Return all lines with the word "paga" in them.

══ RECORDS SUPPLIED

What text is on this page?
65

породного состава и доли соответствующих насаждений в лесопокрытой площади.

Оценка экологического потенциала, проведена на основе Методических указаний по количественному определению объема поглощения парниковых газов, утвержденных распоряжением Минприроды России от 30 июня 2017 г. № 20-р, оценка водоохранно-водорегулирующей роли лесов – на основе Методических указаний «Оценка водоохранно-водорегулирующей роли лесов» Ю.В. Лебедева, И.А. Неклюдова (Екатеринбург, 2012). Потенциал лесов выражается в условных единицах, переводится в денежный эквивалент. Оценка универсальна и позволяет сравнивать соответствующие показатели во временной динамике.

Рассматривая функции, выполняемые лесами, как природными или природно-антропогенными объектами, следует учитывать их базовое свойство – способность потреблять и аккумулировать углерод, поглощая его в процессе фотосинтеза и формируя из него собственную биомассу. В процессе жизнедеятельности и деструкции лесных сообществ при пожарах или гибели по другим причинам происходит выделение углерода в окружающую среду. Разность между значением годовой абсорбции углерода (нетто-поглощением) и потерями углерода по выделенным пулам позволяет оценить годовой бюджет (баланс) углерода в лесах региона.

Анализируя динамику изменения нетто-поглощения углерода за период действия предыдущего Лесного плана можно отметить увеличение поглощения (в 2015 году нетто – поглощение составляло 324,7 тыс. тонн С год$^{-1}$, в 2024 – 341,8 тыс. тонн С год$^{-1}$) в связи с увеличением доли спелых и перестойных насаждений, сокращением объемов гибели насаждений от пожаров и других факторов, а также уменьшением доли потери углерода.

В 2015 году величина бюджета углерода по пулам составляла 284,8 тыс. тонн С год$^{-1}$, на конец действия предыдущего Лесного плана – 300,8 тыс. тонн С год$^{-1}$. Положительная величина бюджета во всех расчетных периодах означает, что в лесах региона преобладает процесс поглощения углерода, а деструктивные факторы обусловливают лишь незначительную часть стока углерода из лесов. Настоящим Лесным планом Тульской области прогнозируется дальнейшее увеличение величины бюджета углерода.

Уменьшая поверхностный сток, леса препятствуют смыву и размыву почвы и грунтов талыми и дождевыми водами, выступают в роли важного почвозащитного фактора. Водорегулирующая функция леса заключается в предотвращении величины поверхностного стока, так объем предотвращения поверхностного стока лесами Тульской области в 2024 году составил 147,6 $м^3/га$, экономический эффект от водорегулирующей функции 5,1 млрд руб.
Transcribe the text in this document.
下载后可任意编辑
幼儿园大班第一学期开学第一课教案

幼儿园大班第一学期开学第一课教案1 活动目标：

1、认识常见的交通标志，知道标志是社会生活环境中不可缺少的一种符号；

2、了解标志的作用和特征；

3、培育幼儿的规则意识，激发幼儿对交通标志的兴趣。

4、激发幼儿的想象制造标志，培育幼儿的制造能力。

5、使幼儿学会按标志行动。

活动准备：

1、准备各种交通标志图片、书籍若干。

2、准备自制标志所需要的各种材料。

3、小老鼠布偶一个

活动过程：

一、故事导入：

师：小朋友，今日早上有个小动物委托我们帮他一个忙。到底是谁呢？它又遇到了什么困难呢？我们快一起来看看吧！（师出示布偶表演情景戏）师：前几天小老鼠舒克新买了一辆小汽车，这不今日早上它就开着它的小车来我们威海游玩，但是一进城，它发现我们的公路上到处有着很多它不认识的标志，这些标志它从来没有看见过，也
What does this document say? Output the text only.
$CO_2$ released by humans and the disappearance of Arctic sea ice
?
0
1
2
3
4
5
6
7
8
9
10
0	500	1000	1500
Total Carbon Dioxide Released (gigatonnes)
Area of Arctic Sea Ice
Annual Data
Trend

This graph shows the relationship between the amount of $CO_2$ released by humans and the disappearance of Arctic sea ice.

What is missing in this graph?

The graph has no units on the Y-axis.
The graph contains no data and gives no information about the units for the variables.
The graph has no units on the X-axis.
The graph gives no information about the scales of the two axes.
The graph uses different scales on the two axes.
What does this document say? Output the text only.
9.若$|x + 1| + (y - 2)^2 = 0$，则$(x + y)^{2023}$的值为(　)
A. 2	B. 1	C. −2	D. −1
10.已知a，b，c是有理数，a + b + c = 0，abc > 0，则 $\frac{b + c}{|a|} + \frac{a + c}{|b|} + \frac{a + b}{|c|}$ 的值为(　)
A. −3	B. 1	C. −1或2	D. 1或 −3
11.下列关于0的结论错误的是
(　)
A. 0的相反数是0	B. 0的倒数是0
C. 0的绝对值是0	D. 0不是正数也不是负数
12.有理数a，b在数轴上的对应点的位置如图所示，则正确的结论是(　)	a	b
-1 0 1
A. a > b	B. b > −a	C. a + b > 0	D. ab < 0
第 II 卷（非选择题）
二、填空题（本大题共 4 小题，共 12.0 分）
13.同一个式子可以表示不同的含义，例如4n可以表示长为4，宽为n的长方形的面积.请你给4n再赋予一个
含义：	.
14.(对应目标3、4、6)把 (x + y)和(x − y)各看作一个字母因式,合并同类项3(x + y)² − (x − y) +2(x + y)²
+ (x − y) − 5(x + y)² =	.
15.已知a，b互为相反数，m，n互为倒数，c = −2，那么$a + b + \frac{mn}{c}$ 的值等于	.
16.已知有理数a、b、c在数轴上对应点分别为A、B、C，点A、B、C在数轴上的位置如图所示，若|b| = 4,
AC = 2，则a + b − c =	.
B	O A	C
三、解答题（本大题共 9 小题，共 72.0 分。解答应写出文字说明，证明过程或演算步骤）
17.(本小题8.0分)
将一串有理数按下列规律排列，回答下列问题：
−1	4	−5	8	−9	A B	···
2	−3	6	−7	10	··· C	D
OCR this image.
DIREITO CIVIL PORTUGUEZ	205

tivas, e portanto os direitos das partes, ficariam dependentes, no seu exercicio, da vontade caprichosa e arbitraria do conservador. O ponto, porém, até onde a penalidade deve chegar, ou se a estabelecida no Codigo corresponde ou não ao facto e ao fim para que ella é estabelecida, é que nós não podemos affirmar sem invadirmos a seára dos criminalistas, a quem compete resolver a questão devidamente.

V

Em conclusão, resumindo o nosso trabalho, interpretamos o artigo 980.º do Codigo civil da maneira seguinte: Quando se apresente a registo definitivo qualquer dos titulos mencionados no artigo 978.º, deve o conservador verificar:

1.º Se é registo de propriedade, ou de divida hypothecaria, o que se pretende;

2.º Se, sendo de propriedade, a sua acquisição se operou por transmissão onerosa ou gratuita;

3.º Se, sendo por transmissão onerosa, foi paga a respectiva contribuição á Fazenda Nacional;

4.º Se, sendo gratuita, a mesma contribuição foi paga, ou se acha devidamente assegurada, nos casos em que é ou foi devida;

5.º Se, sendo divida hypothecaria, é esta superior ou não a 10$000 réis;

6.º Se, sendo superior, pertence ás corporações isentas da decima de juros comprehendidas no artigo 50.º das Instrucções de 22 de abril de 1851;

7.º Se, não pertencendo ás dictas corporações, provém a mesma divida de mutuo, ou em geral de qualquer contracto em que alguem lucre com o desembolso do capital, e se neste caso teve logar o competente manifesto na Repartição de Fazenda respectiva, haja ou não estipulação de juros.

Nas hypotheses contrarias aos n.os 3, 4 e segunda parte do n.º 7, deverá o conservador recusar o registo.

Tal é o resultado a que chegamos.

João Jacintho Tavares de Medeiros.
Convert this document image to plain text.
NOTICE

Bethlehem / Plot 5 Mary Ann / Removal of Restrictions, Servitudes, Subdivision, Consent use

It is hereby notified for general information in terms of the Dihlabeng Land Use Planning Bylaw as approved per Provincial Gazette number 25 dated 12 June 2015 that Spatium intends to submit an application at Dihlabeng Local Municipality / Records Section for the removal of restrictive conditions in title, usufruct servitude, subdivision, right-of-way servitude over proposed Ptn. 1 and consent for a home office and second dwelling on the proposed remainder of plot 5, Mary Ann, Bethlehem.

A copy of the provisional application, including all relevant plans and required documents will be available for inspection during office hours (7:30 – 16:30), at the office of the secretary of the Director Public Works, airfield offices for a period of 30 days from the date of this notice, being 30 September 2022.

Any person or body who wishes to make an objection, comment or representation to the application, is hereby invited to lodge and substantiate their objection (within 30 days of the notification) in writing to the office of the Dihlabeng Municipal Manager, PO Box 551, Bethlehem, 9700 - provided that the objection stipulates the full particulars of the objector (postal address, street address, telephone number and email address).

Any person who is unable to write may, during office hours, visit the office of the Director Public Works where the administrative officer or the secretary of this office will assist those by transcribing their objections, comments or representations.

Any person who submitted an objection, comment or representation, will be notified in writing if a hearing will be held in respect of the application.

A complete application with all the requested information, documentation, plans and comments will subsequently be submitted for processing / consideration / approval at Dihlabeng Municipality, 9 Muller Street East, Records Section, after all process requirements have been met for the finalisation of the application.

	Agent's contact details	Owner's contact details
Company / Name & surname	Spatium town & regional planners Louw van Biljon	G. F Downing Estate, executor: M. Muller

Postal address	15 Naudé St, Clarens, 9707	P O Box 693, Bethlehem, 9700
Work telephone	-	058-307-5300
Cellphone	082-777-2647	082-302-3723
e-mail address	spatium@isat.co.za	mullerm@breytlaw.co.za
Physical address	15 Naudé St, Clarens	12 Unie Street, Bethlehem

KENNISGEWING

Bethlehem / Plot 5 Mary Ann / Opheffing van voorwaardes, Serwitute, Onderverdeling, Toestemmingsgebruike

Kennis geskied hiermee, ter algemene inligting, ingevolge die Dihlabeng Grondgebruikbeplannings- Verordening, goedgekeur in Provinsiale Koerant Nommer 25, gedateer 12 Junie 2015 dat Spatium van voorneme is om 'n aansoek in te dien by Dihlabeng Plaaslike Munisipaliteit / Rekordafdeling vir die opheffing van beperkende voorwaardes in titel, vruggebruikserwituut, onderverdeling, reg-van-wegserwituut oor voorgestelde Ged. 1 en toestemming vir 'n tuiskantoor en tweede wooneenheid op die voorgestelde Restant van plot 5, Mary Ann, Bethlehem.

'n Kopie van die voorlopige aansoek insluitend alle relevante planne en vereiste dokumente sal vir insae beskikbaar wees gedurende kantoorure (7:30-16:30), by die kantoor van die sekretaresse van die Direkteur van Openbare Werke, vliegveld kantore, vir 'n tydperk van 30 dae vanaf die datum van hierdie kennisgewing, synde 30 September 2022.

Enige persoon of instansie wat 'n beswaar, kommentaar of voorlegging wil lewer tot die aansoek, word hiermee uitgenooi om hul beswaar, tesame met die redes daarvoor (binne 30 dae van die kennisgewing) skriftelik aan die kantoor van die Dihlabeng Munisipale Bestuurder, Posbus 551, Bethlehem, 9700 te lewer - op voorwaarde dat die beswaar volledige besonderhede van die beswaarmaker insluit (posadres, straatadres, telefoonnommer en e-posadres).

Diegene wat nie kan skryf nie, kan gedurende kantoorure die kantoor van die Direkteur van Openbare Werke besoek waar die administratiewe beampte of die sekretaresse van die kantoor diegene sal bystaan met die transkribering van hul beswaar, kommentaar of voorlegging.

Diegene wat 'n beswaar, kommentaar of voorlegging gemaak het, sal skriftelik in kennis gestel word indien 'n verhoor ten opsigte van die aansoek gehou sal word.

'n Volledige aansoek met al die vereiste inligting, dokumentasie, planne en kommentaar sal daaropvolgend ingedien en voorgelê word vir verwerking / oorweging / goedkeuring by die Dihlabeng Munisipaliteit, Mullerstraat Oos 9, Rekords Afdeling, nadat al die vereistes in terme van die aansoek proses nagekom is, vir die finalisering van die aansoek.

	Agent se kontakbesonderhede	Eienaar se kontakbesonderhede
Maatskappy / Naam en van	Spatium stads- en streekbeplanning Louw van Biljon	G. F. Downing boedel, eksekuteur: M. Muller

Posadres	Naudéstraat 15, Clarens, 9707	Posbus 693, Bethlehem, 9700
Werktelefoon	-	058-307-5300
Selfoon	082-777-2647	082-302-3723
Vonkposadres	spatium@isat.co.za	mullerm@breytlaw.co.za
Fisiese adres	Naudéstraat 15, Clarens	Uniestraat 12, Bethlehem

════

§ **EXERCISE ANSWER**
3.º Se, sendo por transmissão onerosa, foi paga a respectiva contribuição á Fazenda Nacional;
4.º Se, sendo gratuita, a mesma contribuição foi paga, ou se acha devidamente assegurada, nos casos em que é ou foi devida;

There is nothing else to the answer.